**Aim**
How many of the lines below contain the string "callout"? Reply with the number alone.

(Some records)
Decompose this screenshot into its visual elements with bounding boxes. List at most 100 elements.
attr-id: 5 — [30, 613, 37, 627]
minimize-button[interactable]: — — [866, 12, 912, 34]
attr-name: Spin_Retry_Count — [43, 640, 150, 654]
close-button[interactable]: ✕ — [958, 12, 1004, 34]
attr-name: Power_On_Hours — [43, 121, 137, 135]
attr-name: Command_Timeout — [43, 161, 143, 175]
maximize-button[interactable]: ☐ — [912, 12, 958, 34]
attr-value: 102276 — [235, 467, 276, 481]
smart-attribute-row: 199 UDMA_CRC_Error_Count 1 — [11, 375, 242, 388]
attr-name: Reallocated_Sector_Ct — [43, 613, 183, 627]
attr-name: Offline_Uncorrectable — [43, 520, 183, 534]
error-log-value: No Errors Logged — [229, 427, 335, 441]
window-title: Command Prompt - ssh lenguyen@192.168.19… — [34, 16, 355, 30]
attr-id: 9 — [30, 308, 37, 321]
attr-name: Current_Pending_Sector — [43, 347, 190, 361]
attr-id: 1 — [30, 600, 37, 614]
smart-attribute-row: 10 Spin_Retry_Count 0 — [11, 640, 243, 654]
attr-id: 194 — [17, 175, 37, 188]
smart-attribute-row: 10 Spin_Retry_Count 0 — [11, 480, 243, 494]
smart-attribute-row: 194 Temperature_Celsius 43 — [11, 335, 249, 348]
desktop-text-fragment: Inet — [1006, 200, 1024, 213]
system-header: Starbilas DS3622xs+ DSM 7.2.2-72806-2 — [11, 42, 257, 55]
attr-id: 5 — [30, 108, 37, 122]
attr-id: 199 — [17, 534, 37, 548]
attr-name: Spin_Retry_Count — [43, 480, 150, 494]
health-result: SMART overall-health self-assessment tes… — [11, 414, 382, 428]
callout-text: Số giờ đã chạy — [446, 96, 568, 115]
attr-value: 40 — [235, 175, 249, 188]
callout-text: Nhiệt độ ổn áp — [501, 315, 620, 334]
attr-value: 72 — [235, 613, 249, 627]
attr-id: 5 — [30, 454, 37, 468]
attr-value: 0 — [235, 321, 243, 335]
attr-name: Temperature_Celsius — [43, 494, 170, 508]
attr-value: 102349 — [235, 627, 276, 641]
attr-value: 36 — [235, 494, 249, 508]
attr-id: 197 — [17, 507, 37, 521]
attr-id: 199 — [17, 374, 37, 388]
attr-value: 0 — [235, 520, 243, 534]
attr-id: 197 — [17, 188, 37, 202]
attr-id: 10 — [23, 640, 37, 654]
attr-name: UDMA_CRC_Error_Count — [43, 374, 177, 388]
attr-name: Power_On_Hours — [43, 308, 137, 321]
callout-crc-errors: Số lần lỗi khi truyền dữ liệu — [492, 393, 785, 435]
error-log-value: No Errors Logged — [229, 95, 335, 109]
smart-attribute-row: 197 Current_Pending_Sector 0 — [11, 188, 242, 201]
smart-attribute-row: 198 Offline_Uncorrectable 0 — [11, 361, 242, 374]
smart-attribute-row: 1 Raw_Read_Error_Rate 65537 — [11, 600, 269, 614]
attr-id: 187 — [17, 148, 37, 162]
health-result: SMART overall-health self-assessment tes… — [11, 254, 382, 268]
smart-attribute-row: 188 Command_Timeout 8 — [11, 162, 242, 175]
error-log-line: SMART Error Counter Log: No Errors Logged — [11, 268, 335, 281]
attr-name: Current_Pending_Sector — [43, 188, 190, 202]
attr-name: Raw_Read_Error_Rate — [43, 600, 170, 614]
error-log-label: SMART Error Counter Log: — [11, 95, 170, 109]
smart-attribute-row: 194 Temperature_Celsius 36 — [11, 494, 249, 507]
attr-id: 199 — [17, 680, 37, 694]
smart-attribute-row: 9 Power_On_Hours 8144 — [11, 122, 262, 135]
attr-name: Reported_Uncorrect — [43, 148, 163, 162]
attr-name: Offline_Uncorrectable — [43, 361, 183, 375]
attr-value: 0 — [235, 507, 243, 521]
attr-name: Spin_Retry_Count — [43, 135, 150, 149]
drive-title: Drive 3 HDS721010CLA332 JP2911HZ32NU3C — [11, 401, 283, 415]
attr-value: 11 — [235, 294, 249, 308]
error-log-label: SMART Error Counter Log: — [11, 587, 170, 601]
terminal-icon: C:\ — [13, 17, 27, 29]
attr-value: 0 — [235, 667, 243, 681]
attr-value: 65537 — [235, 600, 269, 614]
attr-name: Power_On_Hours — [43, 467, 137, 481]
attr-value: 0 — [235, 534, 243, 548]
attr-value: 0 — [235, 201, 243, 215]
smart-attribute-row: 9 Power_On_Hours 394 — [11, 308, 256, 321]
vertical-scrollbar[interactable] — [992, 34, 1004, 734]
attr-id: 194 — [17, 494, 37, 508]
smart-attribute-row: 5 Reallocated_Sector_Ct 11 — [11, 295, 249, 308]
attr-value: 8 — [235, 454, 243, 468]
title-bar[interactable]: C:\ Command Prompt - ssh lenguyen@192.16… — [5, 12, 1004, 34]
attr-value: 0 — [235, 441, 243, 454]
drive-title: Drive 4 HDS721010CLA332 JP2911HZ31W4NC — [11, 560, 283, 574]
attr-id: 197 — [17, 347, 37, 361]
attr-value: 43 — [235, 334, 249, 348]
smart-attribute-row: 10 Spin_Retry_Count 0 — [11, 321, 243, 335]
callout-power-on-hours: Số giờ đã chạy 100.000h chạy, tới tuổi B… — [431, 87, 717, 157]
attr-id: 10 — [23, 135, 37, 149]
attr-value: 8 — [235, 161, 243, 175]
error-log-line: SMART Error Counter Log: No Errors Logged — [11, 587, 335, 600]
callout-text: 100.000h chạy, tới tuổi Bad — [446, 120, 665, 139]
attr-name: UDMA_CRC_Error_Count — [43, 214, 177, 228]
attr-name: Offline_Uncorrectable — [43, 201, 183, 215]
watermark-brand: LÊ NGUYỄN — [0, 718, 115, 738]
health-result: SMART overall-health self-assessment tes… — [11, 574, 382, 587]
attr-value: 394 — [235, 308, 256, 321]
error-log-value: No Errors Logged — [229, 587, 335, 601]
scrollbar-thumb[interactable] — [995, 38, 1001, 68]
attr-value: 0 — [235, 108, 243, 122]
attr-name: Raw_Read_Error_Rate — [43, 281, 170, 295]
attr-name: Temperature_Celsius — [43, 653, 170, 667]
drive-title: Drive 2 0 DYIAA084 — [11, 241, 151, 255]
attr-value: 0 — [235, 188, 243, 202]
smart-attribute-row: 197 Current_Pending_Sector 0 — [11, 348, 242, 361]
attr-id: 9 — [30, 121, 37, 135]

**Final answer**
5